(Stored records)
◆ ◆ ◆ ◆ ◆ ◆ ◆

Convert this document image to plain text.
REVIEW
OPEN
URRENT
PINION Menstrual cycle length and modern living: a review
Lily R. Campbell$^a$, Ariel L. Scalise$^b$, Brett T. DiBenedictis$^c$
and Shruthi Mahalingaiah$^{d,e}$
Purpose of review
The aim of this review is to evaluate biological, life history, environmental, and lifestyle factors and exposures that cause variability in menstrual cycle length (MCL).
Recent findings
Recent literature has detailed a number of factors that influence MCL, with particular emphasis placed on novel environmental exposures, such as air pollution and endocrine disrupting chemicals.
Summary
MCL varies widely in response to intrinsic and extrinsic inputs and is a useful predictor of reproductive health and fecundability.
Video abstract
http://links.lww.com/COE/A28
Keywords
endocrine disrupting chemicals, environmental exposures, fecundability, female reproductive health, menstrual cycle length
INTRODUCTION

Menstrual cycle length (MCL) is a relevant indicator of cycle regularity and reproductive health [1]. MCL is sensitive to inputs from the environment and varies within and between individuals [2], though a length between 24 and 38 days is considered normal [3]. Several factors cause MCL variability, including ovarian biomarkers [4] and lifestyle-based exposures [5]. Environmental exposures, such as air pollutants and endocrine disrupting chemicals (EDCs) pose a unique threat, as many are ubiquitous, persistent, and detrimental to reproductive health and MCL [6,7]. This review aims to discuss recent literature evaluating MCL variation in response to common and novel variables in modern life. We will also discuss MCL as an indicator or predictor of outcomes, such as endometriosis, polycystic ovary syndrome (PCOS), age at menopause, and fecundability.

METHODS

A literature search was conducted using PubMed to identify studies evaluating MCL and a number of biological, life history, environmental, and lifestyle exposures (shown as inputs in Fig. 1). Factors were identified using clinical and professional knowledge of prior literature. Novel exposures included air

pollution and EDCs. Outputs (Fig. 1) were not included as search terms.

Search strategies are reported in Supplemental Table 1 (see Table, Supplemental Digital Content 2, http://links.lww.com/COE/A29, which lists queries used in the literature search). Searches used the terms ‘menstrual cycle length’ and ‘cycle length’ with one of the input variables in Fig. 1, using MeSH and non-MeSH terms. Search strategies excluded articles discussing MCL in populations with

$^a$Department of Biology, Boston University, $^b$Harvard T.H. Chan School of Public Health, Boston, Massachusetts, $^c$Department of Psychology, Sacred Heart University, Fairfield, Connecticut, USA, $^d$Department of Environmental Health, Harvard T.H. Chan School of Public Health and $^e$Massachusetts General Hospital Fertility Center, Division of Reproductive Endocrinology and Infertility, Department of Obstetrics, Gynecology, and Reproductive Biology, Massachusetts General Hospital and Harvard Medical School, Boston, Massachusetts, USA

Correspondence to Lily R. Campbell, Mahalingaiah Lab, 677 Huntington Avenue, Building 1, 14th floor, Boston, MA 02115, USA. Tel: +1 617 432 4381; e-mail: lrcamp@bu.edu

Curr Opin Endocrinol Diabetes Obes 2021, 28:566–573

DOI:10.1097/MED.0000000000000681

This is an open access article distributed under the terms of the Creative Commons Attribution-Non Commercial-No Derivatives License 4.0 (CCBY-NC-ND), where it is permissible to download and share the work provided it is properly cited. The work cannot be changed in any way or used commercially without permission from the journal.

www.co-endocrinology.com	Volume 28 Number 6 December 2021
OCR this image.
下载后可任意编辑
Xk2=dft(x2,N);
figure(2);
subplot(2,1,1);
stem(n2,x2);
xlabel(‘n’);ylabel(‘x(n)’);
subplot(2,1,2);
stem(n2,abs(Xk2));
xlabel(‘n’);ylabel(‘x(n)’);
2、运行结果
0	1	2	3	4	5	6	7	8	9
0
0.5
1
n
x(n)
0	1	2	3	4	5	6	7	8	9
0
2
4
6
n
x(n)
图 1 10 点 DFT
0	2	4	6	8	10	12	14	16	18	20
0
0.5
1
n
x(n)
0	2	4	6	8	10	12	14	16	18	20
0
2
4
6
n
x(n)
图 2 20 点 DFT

◆ ◆ ◆ ◆ ◆ ◆ ◆

> Set task: Scan the entries above for the word "that" and collect each line holding it.

> Written response:
The aim of this review is to evaluate biological, life history, environmental, and lifestyle factors and exposures that cause variability in menstrual cycle length (MCL).
Recent literature has detailed a number of factors that influence MCL, with particular emphasis placed on novel environmental exposures, such as air pollution and endocrine disrupting chemicals.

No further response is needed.